→ **DOCUMENT PASSAGE**:
-.-.-

It has also been held by the courts
that the applicant should bring the application for condonation as
soon as it becomes aware
of the lateness of its case.
[28]
A proper explanation
entails, explaining for each period of the delay and the disclosure
of all the details relevant to the delay.
In explaining why the
delay, the applicant need to include the stage at which he or she
became aware of the lateness in the referral.
If the application was
not made immediately or soon after becoming aware of the lateness the
applicant need to provide an explanation
for that. And more
importantly the applicant needs to take the Court into its
confidence.
Reasons
for the delay
[29]
In its application for condonation for the late
filing of the record of the proceedings of the Commission for
Conciliation, Mediation
and Arbitration, the applicant states that it
does so in terms of paragraph (c) of item number 2 of the Labour
Appeal Court’s
Order issued under case number JA10/05.
[30]
The reason for the delay in convening the first
meeting of the reconstruction of the record according to the
applicant was due to
a difficulty which the parties experienced in
securing a date suitable to both parties. The applicant further
states that obtaining
a suitable time for the commissioner was
another factor which also contributed to the delayed in convening of
the first meeting.

-.-.-

→ **EXTRACTED ENTRIES**:
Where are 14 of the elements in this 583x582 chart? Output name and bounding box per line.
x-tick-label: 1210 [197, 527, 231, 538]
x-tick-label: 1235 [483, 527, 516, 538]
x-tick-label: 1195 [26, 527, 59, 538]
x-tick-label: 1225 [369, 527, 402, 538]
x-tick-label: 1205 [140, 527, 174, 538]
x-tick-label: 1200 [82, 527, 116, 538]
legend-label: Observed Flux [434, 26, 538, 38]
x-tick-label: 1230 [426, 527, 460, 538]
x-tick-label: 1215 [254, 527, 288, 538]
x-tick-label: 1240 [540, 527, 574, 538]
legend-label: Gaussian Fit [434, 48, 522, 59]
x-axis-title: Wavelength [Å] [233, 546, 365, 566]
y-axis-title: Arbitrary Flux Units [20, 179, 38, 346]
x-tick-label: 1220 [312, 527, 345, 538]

-.-.-

→ **PROMPT**: Reproduce in full the court passage on condonation for late filing, keeping every word unchanged. The records were taken from a separate source and are unrelated to the passage.

→ **FULL SOLUTION**:
It has also been held by the courts
that the applicant should bring the application for condonation as
soon as it becomes aware
of the lateness of its case.
[28]
A proper explanation
entails, explaining for each period of the delay and the disclosure
of all the details relevant to the delay.
In explaining why the
delay, the applicant need to include the stage at which he or she
became aware of the lateness in the referral.
If the application was
not made immediately or soon after becoming aware of the lateness the
applicant need to provide an explanation
for that. And more
importantly the applicant needs to take the Court into its
confidence.
Reasons
for the delay
[29]
In its application for condonation for the late
filing of the record of the proceedings of the Commission for
Conciliation, Mediation
and Arbitration, the applicant states that it
does so in terms of paragraph (c) of item number 2 of the Labour
Appeal Court’s
Order issued under case number JA10/05.
[30]
The reason for the delay in convening the first
meeting of the reconstruction of the record according to the
applicant was due to
a difficulty which the parties experienced in
securing a date suitable to both parties. The applicant further
states that obtaining
a suitable time for the commissioner was
another factor which also contributed to the delayed in convening of
the first meeting.